(Data listing)
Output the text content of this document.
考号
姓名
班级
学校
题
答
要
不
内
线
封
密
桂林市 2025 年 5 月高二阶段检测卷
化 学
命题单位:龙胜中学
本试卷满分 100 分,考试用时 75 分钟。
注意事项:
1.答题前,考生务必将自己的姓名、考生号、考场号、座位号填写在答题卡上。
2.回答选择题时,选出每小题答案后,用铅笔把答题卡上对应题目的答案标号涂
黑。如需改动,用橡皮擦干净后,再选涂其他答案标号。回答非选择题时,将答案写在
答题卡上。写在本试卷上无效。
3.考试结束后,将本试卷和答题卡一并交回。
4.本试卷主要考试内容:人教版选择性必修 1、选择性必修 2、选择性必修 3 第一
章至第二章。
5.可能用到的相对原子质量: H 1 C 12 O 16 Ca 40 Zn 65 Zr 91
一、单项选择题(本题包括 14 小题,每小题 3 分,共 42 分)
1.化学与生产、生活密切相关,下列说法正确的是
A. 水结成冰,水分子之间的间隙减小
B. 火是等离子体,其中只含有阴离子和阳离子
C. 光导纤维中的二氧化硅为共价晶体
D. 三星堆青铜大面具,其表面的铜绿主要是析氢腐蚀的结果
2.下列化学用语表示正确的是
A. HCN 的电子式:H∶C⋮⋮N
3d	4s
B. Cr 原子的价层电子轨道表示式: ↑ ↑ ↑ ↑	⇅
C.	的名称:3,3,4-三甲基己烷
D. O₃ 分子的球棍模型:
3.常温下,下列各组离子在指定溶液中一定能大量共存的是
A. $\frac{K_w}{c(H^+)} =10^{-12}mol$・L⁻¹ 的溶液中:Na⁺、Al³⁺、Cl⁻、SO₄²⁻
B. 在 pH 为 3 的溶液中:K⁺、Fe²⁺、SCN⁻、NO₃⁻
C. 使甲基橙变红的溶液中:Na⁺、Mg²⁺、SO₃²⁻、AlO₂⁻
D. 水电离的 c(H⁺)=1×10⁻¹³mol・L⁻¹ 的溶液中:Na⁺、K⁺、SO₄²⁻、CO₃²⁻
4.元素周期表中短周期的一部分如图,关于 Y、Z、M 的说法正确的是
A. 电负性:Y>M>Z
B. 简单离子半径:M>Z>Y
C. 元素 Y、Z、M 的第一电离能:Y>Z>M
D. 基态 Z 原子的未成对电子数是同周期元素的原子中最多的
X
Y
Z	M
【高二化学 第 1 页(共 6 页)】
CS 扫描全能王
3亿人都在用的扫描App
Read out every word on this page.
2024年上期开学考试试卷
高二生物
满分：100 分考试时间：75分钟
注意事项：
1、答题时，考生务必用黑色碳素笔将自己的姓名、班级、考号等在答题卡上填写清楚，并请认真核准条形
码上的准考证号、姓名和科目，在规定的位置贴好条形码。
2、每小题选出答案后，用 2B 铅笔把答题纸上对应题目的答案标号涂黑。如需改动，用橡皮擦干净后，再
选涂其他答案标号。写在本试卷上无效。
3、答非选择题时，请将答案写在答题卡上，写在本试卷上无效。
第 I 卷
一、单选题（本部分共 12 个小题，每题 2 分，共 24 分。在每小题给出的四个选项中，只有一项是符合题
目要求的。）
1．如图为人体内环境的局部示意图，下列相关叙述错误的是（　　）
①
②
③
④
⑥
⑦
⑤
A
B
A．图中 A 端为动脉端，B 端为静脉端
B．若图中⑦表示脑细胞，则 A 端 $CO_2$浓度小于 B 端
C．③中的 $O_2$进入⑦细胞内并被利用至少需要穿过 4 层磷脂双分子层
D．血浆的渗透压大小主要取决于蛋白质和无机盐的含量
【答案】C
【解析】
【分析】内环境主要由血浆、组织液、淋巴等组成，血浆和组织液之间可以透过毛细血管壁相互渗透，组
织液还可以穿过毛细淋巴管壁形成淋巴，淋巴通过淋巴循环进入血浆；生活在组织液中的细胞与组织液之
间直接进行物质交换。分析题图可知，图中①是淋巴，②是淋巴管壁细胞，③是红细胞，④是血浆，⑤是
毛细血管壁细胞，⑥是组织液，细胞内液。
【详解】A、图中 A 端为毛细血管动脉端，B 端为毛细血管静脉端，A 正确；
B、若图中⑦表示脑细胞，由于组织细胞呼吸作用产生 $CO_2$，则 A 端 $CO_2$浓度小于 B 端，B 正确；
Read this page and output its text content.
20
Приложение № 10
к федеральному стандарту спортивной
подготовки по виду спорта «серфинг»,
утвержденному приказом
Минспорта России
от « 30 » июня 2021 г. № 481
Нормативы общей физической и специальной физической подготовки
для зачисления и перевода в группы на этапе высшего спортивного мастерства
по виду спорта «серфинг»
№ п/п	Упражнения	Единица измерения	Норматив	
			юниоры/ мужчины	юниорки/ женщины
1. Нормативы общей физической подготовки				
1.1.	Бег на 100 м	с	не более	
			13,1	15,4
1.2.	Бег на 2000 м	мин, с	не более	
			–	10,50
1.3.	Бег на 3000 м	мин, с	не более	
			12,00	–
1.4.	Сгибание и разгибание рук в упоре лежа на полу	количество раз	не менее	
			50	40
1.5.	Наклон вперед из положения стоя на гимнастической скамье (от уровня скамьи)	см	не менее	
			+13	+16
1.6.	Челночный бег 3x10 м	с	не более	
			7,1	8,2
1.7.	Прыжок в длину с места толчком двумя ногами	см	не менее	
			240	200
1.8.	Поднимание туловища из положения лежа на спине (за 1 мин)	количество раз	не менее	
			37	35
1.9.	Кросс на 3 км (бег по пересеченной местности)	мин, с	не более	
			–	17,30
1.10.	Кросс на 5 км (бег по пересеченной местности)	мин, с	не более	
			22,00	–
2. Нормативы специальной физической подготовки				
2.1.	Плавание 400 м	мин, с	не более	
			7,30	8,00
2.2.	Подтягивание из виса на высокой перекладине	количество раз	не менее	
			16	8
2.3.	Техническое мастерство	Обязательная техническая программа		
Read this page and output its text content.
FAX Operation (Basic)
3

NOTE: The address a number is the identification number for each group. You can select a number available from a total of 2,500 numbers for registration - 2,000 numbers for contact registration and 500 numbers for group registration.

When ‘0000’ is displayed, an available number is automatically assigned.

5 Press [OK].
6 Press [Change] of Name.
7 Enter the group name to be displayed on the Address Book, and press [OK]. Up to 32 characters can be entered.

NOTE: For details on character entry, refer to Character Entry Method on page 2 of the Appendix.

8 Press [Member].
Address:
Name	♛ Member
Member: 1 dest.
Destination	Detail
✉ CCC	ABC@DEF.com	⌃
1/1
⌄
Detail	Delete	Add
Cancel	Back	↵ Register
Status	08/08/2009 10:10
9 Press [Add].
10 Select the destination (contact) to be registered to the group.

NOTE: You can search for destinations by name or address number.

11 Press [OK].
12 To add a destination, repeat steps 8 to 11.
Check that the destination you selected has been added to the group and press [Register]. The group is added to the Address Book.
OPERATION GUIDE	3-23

## INSTRUCTIONS TO FOLLOW
Take the listing above and write it out again exactly.

## FULL SOLUTION
Output the text content of this document.
考号
姓名
班级
学校
题
答
要
不
内
线
封
密
桂林市 2025 年 5 月高二阶段检测卷
化 学
命题单位:龙胜中学
本试卷满分 100 分,考试用时 75 分钟。
注意事项:
1.答题前,考生务必将自己的姓名、考生号、考场号、座位号填写在答题卡上。
2.回答选择题时,选出每小题答案后,用铅笔把答题卡上对应题目的答案标号涂
黑。如需改动,用橡皮擦干净后,再选涂其他答案标号。回答非选择题时,将答案写在
答题卡上。写在本试卷上无效。
3.考试结束后,将本试卷和答题卡一并交回。
4.本试卷主要考试内容:人教版选择性必修 1、选择性必修 2、选择性必修 3 第一
章至第二章。
5.可能用到的相对原子质量: H 1 C 12 O 16 Ca 40 Zn 65 Zr 91
一、单项选择题(本题包括 14 小题,每小题 3 分,共 42 分)
1.化学与生产、生活密切相关,下列说法正确的是
A. 水结成冰,水分子之间的间隙减小
B. 火是等离子体,其中只含有阴离子和阳离子
C. 光导纤维中的二氧化硅为共价晶体
D. 三星堆青铜大面具,其表面的铜绿主要是析氢腐蚀的结果
2.下列化学用语表示正确的是
A. HCN 的电子式:H∶C⋮⋮N
3d	4s
B. Cr 原子的价层电子轨道表示式: ↑ ↑ ↑ ↑	⇅
C.	的名称:3,3,4-三甲基己烷
D. O₃ 分子的球棍模型:
3.常温下,下列各组离子在指定溶液中一定能大量共存的是
A. $\frac{K_w}{c(H^+)} =10^{-12}mol$・L⁻¹ 的溶液中:Na⁺、Al³⁺、Cl⁻、SO₄²⁻
B. 在 pH 为 3 的溶液中:K⁺、Fe²⁺、SCN⁻、NO₃⁻
C. 使甲基橙变红的溶液中:Na⁺、Mg²⁺、SO₃²⁻、AlO₂⁻
D. 水电离的 c(H⁺)=1×10⁻¹³mol・L⁻¹ 的溶液中:Na⁺、K⁺、SO₄²⁻、CO₃²⁻
4.元素周期表中短周期的一部分如图,关于 Y、Z、M 的说法正确的是
A. 电负性:Y>M>Z
B. 简单离子半径:M>Z>Y
C. 元素 Y、Z、M 的第一电离能:Y>Z>M
D. 基态 Z 原子的未成对电子数是同周期元素的原子中最多的
X
Y
Z	M
【高二化学 第 1 页(共 6 页)】
CS 扫描全能王
3亿人都在用的扫描App
Read out every word on this page.
2024年上期开学考试试卷
高二生物
满分：100 分考试时间：75分钟
注意事项：
1、答题时，考生务必用黑色碳素笔将自己的姓名、班级、考号等在答题卡上填写清楚，并请认真核准条形
码上的准考证号、姓名和科目，在规定的位置贴好条形码。
2、每小题选出答案后，用 2B 铅笔把答题纸上对应题目的答案标号涂黑。如需改动，用橡皮擦干净后，再
选涂其他答案标号。写在本试卷上无效。
3、答非选择题时，请将答案写在答题卡上，写在本试卷上无效。
第 I 卷
一、单选题（本部分共 12 个小题，每题 2 分，共 24 分。在每小题给出的四个选项中，只有一项是符合题
目要求的。）
1．如图为人体内环境的局部示意图，下列相关叙述错误的是（　　）
①
②
③
④
⑥
⑦
⑤
A
B
A．图中 A 端为动脉端，B 端为静脉端
B．若图中⑦表示脑细胞，则 A 端 $CO_2$浓度小于 B 端
C．③中的 $O_2$进入⑦细胞内并被利用至少需要穿过 4 层磷脂双分子层
D．血浆的渗透压大小主要取决于蛋白质和无机盐的含量
【答案】C
【解析】
【分析】内环境主要由血浆、组织液、淋巴等组成，血浆和组织液之间可以透过毛细血管壁相互渗透，组
织液还可以穿过毛细淋巴管壁形成淋巴，淋巴通过淋巴循环进入血浆；生活在组织液中的细胞与组织液之
间直接进行物质交换。分析题图可知，图中①是淋巴，②是淋巴管壁细胞，③是红细胞，④是血浆，⑤是
毛细血管壁细胞，⑥是组织液，细胞内液。
【详解】A、图中 A 端为毛细血管动脉端，B 端为毛细血管静脉端，A 正确；
B、若图中⑦表示脑细胞，由于组织细胞呼吸作用产生 $CO_2$，则 A 端 $CO_2$浓度小于 B 端，B 正确；
Read this page and output its text content.
20
Приложение № 10
к федеральному стандарту спортивной
подготовки по виду спорта «серфинг»,
утвержденному приказом
Минспорта России
от « 30 » июня 2021 г. № 481
Нормативы общей физической и специальной физической подготовки
для зачисления и перевода в группы на этапе высшего спортивного мастерства
по виду спорта «серфинг»
№ п/п	Упражнения	Единица измерения	Норматив	
			юниоры/ мужчины	юниорки/ женщины
1. Нормативы общей физической подготовки				
1.1.	Бег на 100 м	с	не более	
			13,1	15,4
1.2.	Бег на 2000 м	мин, с	не более	
			–	10,50
1.3.	Бег на 3000 м	мин, с	не более	
			12,00	–
1.4.	Сгибание и разгибание рук в упоре лежа на полу	количество раз	не менее	
			50	40
1.5.	Наклон вперед из положения стоя на гимнастической скамье (от уровня скамьи)	см	не менее	
			+13	+16
1.6.	Челночный бег 3x10 м	с	не более	
			7,1	8,2
1.7.	Прыжок в длину с места толчком двумя ногами	см	не менее	
			240	200
1.8.	Поднимание туловища из положения лежа на спине (за 1 мин)	количество раз	не менее	
			37	35
1.9.	Кросс на 3 км (бег по пересеченной местности)	мин, с	не более	
			–	17,30
1.10.	Кросс на 5 км (бег по пересеченной местности)	мин, с	не более	
			22,00	–
2. Нормативы специальной физической подготовки				
2.1.	Плавание 400 м	мин, с	не более	
			7,30	8,00
2.2.	Подтягивание из виса на высокой перекладине	количество раз	не менее	
			16	8
2.3.	Техническое мастерство	Обязательная техническая программа		
Read this page and output its text content.
FAX Operation (Basic)
3

NOTE: The address a number is the identification number for each group. You can select a number available from a total of 2,500 numbers for registration - 2,000 numbers for contact registration and 500 numbers for group registration.

When ‘0000’ is displayed, an available number is automatically assigned.

5 Press [OK].
6 Press [Change] of Name.
7 Enter the group name to be displayed on the Address Book, and press [OK]. Up to 32 characters can be entered.

NOTE: For details on character entry, refer to Character Entry Method on page 2 of the Appendix.

8 Press [Member].
Address:
Name	♛ Member
Member: 1 dest.
Destination	Detail
✉ CCC	ABC@DEF.com	⌃
1/1
⌄
Detail	Delete	Add
Cancel	Back	↵ Register
Status	08/08/2009 10:10
9 Press [Add].
10 Select the destination (contact) to be registered to the group.

NOTE: You can search for destinations by name or address number.

11 Press [OK].
12 To add a destination, repeat steps 8 to 11.
Check that the destination you selected has been added to the group and press [Register]. The group is added to the Address Book.
OPERATION GUIDE	3-23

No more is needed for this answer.